▶ **Given entries**
------------------------------------------------

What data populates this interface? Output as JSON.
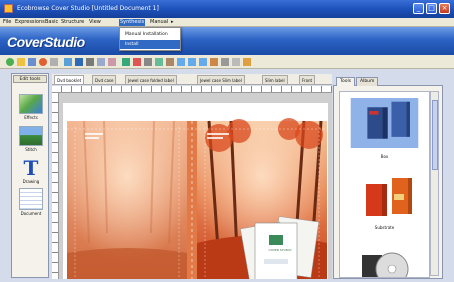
{
  "window": {
    "title": "Ecobrowse Cover Studio [Untitled Document 1]"
  },
  "menu": {
    "items": [
      {
        "label": "File",
        "active": false
      },
      {
        "label": "Expressions",
        "active": false
      },
      {
        "label": "Basic",
        "active": false
      },
      {
        "label": "Structure",
        "active": false
      },
      {
        "label": "View",
        "active": false
      },
      {
        "label": "Synthesis",
        "active": true
      },
      {
        "label": "Manual",
        "active": false
      }
    ],
    "dropdown": [
      "Manual Installation",
      "Install"
    ]
  },
  "app": {
    "logo": "CoverStudio"
  },
  "toolbox": {
    "tab": "Edit tools",
    "tools": [
      {
        "label": "Effects",
        "icon": "effects-icon"
      },
      {
        "label": "Stitch",
        "icon": "stitch-icon"
      },
      {
        "label": "Drawing",
        "icon": "text-icon"
      },
      {
        "label": "Document",
        "icon": "document-icon"
      }
    ]
  },
  "doc_tabs": [
    {
      "label": "Dvd booklet",
      "active": true
    },
    {
      "label": "Dvd case",
      "active": false
    },
    {
      "label": "Jewel case folded label",
      "active": false
    },
    {
      "label": "Jewel case Slim label",
      "active": false
    },
    {
      "label": "Slim label",
      "active": false
    },
    {
      "label": "Front",
      "active": false
    }
  ],
  "right_panel": {
    "tabs": [
      {
        "label": "Tools",
        "active": true
      },
      {
        "label": "Album",
        "active": false
      }
    ],
    "thumbs": [
      {
        "label": "Box"
      },
      {
        "label": "Substrate"
      },
      {
        "label": ""
      }
    ]
  },
  "card": {
    "caption": "COVER STUDIO"
  },
  "colors": {
    "titlebar": "#1c4fb8",
    "banner": "#2c63c4",
    "autumn_orange": "#d4582a",
    "selected_thumb": "#8fb2e8"
  }
}
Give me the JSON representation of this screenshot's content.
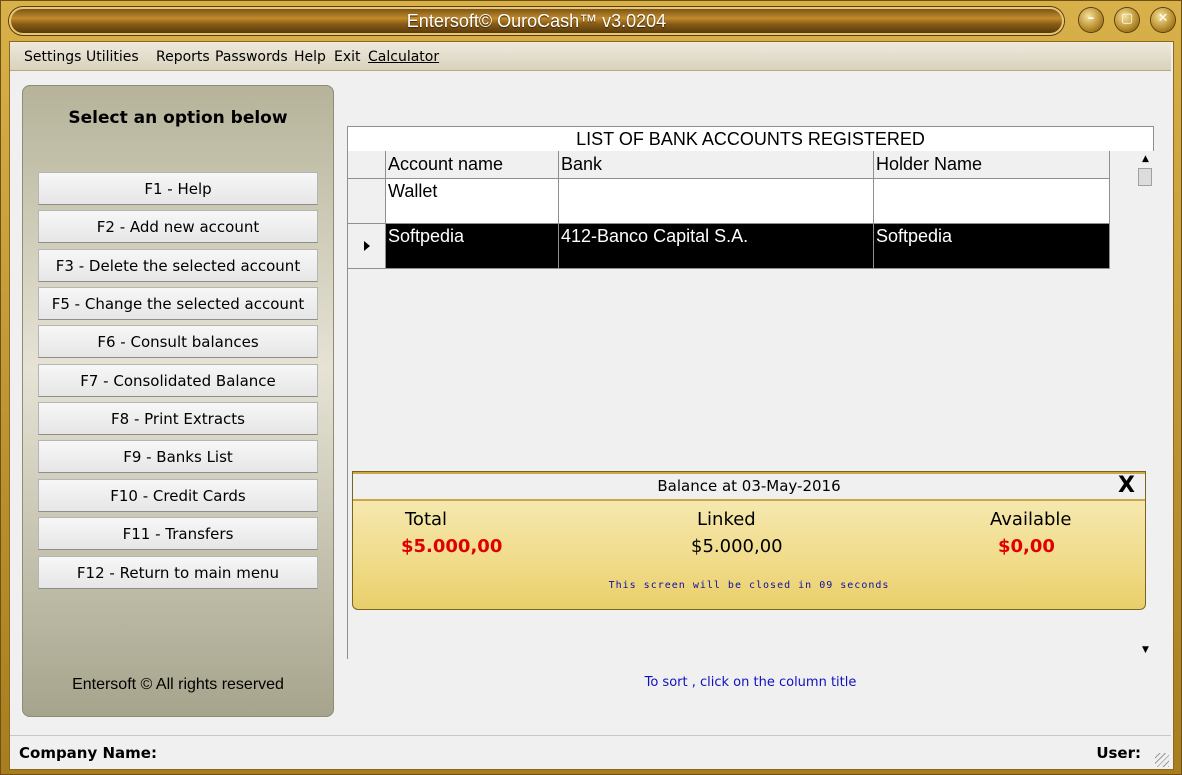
{
  "window": {
    "title": "Entersoft© OuroCash™ v3.0204",
    "buttons": [
      "minimize",
      "restore",
      "close"
    ]
  },
  "menubar": {
    "items": [
      "Settings",
      "Utilities",
      "Reports",
      "Passwords",
      "Help",
      "Exit",
      "Calculator"
    ]
  },
  "sidebar": {
    "heading": "Select an option below",
    "items": [
      {
        "label": "F1 - Help"
      },
      {
        "label": "F2 - Add new account"
      },
      {
        "label": "F3 - Delete the selected account"
      },
      {
        "label": "F5 - Change the selected account"
      },
      {
        "label": "F6 - Consult balances"
      },
      {
        "label": "F7 - Consolidated Balance"
      },
      {
        "label": "F8 - Print Extracts"
      },
      {
        "label": "F9 - Banks List"
      },
      {
        "label": "F10 - Credit Cards"
      },
      {
        "label": "F11 - Transfers"
      },
      {
        "label": "F12 - Return to main menu"
      }
    ],
    "footer": "Entersoft © All rights reserved"
  },
  "grid": {
    "caption": "LIST OF BANK ACCOUNTS REGISTERED",
    "columns": [
      "Account name",
      "Bank",
      "Holder Name"
    ],
    "rows": [
      {
        "account": "Wallet",
        "bank": "",
        "holder": "",
        "selected": false
      },
      {
        "account": "Softpedia",
        "bank": "412-Banco Capital S.A.",
        "holder": "Softpedia",
        "selected": true
      }
    ]
  },
  "balance": {
    "title": "Balance at 03-May-2016",
    "close_label": "X",
    "total_label": "Total",
    "total_value": "$5.000,00",
    "linked_label": "Linked",
    "linked_value": "$5.000,00",
    "available_label": "Available",
    "available_value": "$0,00",
    "note": "This screen will be closed in 09 seconds"
  },
  "sort_hint": "To sort , click on the column title",
  "status": {
    "company_label": "Company Name:",
    "user_label": "User:"
  },
  "colors": {
    "accent_gold": "#d9b14a",
    "value_red": "#e00000",
    "hint_blue": "#1010c0"
  }
}
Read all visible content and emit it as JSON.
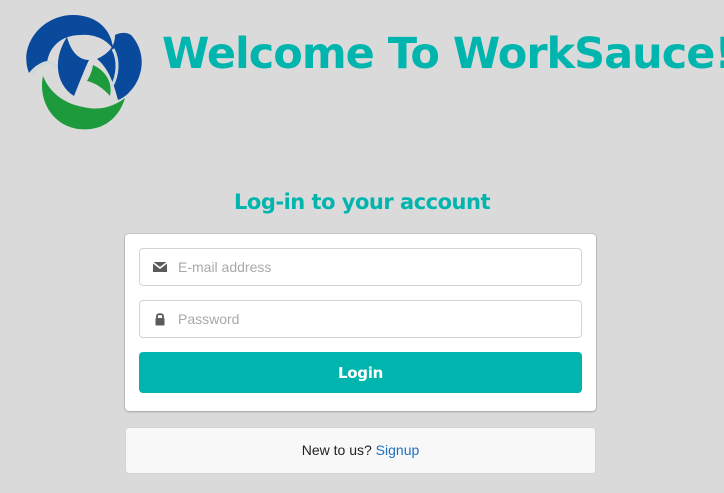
{
  "header": {
    "title": "Welcome To WorkSauce!",
    "logo_icon": "worksauce-swirl-logo"
  },
  "login_form": {
    "heading": "Log-in to your account",
    "email": {
      "icon": "envelope-icon",
      "placeholder": "E-mail address",
      "value": ""
    },
    "password": {
      "icon": "lock-icon",
      "placeholder": "Password",
      "value": ""
    },
    "submit_label": "Login"
  },
  "signup": {
    "prompt": "New to us?",
    "link_label": "Signup"
  },
  "colors": {
    "accent": "#00b5ad",
    "logo_blue": "#0a4a9c",
    "logo_green": "#1d9a3b",
    "link": "#1e70bf",
    "background": "#dadada"
  }
}
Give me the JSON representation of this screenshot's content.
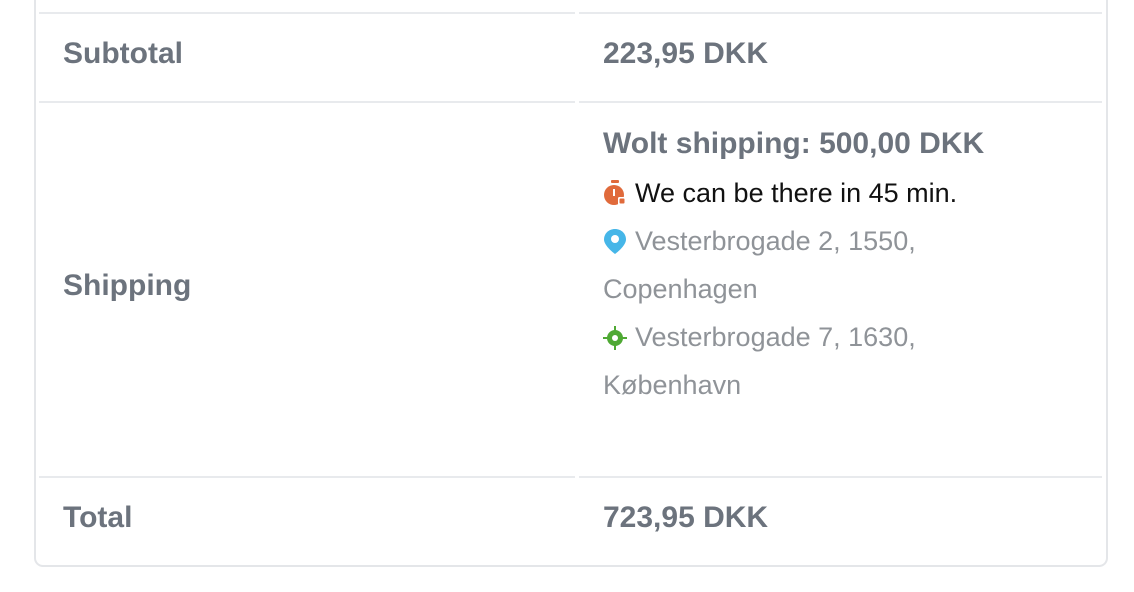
{
  "colors": {
    "timer_icon": "#e06a3b",
    "pickup_pin_icon": "#46b6e8",
    "dropoff_target_icon": "#4fa934"
  },
  "rows": {
    "subtotal": {
      "label": "Subtotal",
      "value": "223,95 DKK"
    },
    "shipping": {
      "label": "Shipping",
      "method": "Wolt shipping: 500,00 DKK",
      "eta": "We can be there in 45 min.",
      "pickup_line1": "Vesterbrogade 2, 1550,",
      "pickup_line2": "Copenhagen",
      "dropoff_line1": "Vesterbrogade 7, 1630,",
      "dropoff_line2": "København"
    },
    "total": {
      "label": "Total",
      "value": "723,95 DKK"
    }
  },
  "icons": {
    "eta": "timer-icon",
    "pickup": "map-pin-icon",
    "dropoff": "target-location-icon"
  }
}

------------------------------------------------

▶ **Task description**
Repeat the listing verbatim. Skip the pictures.

▶ **Written solution**
What data populates this interface? Output as JSON.
{
  "window": {
    "title": "Ecobrowse Cover Studio [Untitled Document 1]"
  },
  "menu": {
    "items": [
      {
        "label": "File",
        "active": false
      },
      {
        "label": "Expressions",
        "active": false
      },
      {
        "label": "Basic",
        "active": false
      },
      {
        "label": "Structure",
        "active": false
      },
      {
        "label": "View",
        "active": false
      },
      {
        "label": "Synthesis",
        "active": true
      },
      {
        "label": "Manual",
        "active": false
      }
    ],
    "dropdown": [
      "Manual Installation",
      "Install"
    ]
  },
  "app": {
    "logo": "CoverStudio"
  },
  "toolbox": {
    "tab": "Edit tools",
    "tools": [
      {
        "label": "Effects",
        "icon": "effects-icon"
      },
      {
        "label": "Stitch",
        "icon": "stitch-icon"
      },
      {
        "label": "Drawing",
        "icon": "text-icon"
      },
      {
        "label": "Document",
        "icon": "document-icon"
      }
    ]
  },
  "doc_tabs": [
    {
      "label": "Dvd booklet",
      "active": true
    },
    {
      "label": "Dvd case",
      "active": false
    },
    {
      "label": "Jewel case folded label",
      "active": false
    },
    {
      "label": "Jewel case Slim label",
      "active": false
    },
    {
      "label": "Slim label",
      "active": false
    },
    {
      "label": "Front",
      "active": false
    }
  ],
  "right_panel": {
    "tabs": [
      {
        "label": "Tools",
        "active": true
      },
      {
        "label": "Album",
        "active": false
      }
    ],
    "thumbs": [
      {
        "label": "Box"
      },
      {
        "label": "Substrate"
      },
      {
        "label": ""
      }
    ]
  },
  "card": {
    "caption": "COVER STUDIO"
  },
  "colors": {
    "titlebar": "#1c4fb8",
    "banner": "#2c63c4",
    "autumn_orange": "#d4582a",
    "selected_thumb": "#8fb2e8"
  }
}
Give me the JSON representation of this screenshot's content.
{
  "window": {
    "title": "Entersoft© OuroCash™ v3.0204",
    "buttons": [
      "minimize",
      "restore",
      "close"
    ]
  },
  "menubar": {
    "items": [
      "Settings",
      "Utilities",
      "Reports",
      "Passwords",
      "Help",
      "Exit",
      "Calculator"
    ]
  },
  "sidebar": {
    "heading": "Select an option below",
    "items": [
      {
        "label": "F1 - Help"
      },
      {
        "label": "F2 - Add new account"
      },
      {
        "label": "F3 - Delete the selected account"
      },
      {
        "label": "F5 - Change the selected account"
      },
      {
        "label": "F6 - Consult balances"
      },
      {
        "label": "F7 - Consolidated Balance"
      },
      {
        "label": "F8 - Print Extracts"
      },
      {
        "label": "F9 - Banks List"
      },
      {
        "label": "F10 - Credit Cards"
      },
      {
        "label": "F11 - Transfers"
      },
      {
        "label": "F12 - Return to main menu"
      }
    ],
    "footer": "Entersoft © All rights reserved"
  },
  "grid": {
    "caption": "LIST OF BANK ACCOUNTS REGISTERED",
    "columns": [
      "Account name",
      "Bank",
      "Holder Name"
    ],
    "rows": [
      {
        "account": "Wallet",
        "bank": "",
        "holder": "",
        "selected": false
      },
      {
        "account": "Softpedia",
        "bank": "412-Banco Capital S.A.",
        "holder": "Softpedia",
        "selected": true
      }
    ]
  },
  "balance": {
    "title": "Balance at 03-May-2016",
    "close_label": "X",
    "total_label": "Total",
    "total_value": "$5.000,00",
    "linked_label": "Linked",
    "linked_value": "$5.000,00",
    "available_label": "Available",
    "available_value": "$0,00",
    "note": "This screen will be closed in 09 seconds"
  },
  "sort_hint": "To sort , click on the column title",
  "status": {
    "company_label": "Company Name:",
    "user_label": "User:"
  },
  "colors": {
    "accent_gold": "#d9b14a",
    "value_red": "#e00000",
    "hint_blue": "#1010c0"
  }
}
Read all visible content and emit it as JSON.
{
  "header": {
    "title": "Welcome To WorkSauce!",
    "logo_icon": "worksauce-swirl-logo"
  },
  "login_form": {
    "heading": "Log-in to your account",
    "email": {
      "icon": "envelope-icon",
      "placeholder": "E-mail address",
      "value": ""
    },
    "password": {
      "icon": "lock-icon",
      "placeholder": "Password",
      "value": ""
    },
    "submit_label": "Login"
  },
  "signup": {
    "prompt": "New to us?",
    "link_label": "Signup"
  },
  "colors": {
    "accent": "#00b5ad",
    "logo_blue": "#0a4a9c",
    "logo_green": "#1d9a3b",
    "link": "#1e70bf",
    "background": "#dadada"
  }
}
Give me the JSON representation of this screenshot's content.
{
  "colors": {
    "timer_icon": "#e06a3b",
    "pickup_pin_icon": "#46b6e8",
    "dropoff_target_icon": "#4fa934"
  },
  "rows": {
    "subtotal": {
      "label": "Subtotal",
      "value": "223,95 DKK"
    },
    "shipping": {
      "label": "Shipping",
      "method": "Wolt shipping: 500,00 DKK",
      "eta": "We can be there in 45 min.",
      "pickup_line1": "Vesterbrogade 2, 1550,",
      "pickup_line2": "Copenhagen",
      "dropoff_line1": "Vesterbrogade 7, 1630,",
      "dropoff_line2": "København"
    },
    "total": {
      "label": "Total",
      "value": "723,95 DKK"
    }
  },
  "icons": {
    "eta": "timer-icon",
    "pickup": "map-pin-icon",
    "dropoff": "target-location-icon"
  }
}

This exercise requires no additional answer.